Task inputs:
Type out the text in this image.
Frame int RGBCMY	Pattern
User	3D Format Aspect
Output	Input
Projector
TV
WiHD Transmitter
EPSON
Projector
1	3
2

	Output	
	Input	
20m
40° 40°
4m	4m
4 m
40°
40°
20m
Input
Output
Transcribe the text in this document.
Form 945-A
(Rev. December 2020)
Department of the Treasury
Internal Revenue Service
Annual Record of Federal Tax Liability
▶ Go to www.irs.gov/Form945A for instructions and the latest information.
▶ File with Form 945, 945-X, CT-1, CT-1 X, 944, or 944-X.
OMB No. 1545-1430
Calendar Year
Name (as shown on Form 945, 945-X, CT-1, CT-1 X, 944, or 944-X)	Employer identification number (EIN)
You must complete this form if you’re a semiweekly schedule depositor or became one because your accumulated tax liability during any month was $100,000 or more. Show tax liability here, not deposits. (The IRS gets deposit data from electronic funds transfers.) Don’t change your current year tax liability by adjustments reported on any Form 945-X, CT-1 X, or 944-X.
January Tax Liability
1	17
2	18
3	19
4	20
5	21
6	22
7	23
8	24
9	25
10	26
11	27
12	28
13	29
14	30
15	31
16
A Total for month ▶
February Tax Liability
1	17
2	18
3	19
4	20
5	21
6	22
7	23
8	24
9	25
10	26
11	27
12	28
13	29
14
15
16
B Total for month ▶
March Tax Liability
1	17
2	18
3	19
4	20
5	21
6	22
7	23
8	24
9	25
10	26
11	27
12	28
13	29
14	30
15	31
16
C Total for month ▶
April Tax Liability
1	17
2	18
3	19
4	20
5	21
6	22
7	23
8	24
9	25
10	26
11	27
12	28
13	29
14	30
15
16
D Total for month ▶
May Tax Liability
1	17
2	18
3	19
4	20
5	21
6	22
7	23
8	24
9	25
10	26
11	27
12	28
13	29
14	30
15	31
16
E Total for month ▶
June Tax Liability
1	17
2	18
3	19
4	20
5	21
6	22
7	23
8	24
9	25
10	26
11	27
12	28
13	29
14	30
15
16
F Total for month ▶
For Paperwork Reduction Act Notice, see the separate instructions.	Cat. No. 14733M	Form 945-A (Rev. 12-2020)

Exercise aim:
Gather up, from the records above, each line where the word "instructions" appears.

Solved problem:
▶ Go to www.irs.gov/Form945A for instructions and the latest information.
For Paperwork Reduction Act Notice, see the separate instructions.	Cat. No. 14733M	Form 945-A (Rev. 12-2020)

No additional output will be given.